• **EXTRACT PROVIDED**
By E.J. Smith | Help

FreeDigitalPhotos10097580editMy husband and I were driving down the road  on a particularly gorgeous Texas winter evening.  I guess I’d gone quiet—I didn’t notice—so my husband gently queried, “Whatcha’ thinking?”

I didn’t waste any time with context… I dove right in:  “You know what I think frustrates me more than anything about people trying to fix their marriages,” I asked rhetorically, “Half the folks I talk to are trying to restore something that was never there to begin with!  You can’t fix a broken vase if what you had to begin with wasn’t a vase…

You can’t really be a better husband, if you were never really a husband to begin with.  You can’t really be a better wife, if you were never really a wife to begin with.   That’s like looking at the remains of a house that’s been burnt down and saying to the contractor, “I think we’ll start by putting on a better roof.”

Nouns State the Obvious.  Verbs Take Action.

• **RECORD EXCERPTS**
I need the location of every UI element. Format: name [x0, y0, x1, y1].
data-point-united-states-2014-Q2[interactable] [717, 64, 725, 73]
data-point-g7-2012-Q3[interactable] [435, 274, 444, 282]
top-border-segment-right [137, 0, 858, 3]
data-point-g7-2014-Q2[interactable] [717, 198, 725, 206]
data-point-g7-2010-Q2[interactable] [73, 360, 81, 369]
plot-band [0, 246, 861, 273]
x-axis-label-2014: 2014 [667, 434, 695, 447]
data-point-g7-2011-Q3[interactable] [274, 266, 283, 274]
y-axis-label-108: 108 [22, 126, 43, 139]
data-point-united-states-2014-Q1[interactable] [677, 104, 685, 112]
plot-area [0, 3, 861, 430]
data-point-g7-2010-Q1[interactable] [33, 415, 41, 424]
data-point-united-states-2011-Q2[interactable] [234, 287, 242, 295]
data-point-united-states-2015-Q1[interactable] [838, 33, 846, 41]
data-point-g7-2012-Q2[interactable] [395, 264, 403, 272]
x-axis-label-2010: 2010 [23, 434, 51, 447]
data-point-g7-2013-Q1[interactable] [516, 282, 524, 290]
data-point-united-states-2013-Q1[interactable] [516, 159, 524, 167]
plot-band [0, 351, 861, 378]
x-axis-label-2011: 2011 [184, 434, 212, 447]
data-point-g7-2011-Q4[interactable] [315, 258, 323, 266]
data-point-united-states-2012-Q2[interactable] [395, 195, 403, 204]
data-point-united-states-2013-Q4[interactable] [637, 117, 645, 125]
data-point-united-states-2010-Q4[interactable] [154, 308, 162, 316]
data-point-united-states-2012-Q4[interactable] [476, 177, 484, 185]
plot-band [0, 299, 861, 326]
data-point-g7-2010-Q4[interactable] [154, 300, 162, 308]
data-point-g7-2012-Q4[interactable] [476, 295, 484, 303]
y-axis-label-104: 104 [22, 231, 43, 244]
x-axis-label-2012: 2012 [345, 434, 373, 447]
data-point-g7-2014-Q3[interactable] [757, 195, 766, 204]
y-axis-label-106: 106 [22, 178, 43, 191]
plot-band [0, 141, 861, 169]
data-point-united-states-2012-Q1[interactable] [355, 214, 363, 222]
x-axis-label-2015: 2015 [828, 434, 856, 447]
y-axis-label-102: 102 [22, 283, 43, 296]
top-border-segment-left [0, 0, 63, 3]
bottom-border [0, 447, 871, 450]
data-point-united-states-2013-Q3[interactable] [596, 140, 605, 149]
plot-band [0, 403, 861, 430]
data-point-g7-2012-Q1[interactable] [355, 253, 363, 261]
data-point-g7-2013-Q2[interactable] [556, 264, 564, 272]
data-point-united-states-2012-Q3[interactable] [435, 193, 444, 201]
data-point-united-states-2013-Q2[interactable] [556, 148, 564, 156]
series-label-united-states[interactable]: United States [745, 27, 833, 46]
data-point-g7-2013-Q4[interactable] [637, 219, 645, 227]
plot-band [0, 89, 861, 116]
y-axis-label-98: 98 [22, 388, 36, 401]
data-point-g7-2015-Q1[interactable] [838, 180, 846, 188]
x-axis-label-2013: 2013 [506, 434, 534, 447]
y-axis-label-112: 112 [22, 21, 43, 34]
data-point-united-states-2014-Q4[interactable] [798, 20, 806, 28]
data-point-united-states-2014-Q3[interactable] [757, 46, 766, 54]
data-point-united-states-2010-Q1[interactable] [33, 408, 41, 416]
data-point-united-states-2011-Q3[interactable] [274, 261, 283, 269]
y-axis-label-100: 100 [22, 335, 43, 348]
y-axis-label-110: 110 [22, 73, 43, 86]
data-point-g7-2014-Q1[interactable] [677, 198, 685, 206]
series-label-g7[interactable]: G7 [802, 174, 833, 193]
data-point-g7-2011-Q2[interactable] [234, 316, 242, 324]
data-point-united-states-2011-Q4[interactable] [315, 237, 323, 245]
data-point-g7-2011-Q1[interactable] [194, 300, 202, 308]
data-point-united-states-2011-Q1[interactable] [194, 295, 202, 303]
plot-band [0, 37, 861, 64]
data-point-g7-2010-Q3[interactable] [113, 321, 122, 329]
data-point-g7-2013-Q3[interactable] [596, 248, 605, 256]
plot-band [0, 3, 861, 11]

• **REQUIRED ACTIONS**
1. Quote the excerpt about repairing marriages from "I didn’t waste" to "Obvious.  Verbs Take Action.".
2. Write what comes next in the excerpt about repairing marriages, picking up after its final line.
The data has no connection to the excerpt about repairing marriages.

• **RESPONSES TO THE EXERCISE**
1.
I didn’t waste any time with context… I dove right in:  “You know what I think frustrates me more than anything about people trying to fix their marriages,” I asked rhetorically, “Half the folks I talk to are trying to restore something that was never there to begin with!  You can’t fix a broken vase if what you had to begin with wasn’t a vase…

You can’t really be a better husband, if you were never really a husband to begin with.  You can’t really be a better wife, if you were never really a wife to begin with.   That’s like looking at the remains of a house that’s been burnt down and saying to the contractor, “I think we’ll start by putting on a better roof.”

Nouns State the Obvious.  Verbs Take Action.

2.
The terms husband, wife, spouse, and partner are not just terms used for social status and updating your “life events” on social media or filing your tax returns.   These terms connote a certain set of actions.  Simply stated, the words husband and wife in healthy relationships are verbs rather than nouns.

With this in mind, I want you to think about your marriage and ask yourself: 

Do you husband?  Do you wife? Do you partner?

It even extends into other family roles as well—

Do you mother?  Do you father?  Do you parent?

Recently, a dear friend of mine flew from Florida to our home State of New Jersey just in time for the Polar Vortex and some serious snowfall.   His children joyfully requested that he make a snowman.

Now as my Northern  friends will clearly agree—there are different types of snow—for simplicity sake I will divide them into 2 categories:

1) Those that are great for building snowmen

2) Those that are not.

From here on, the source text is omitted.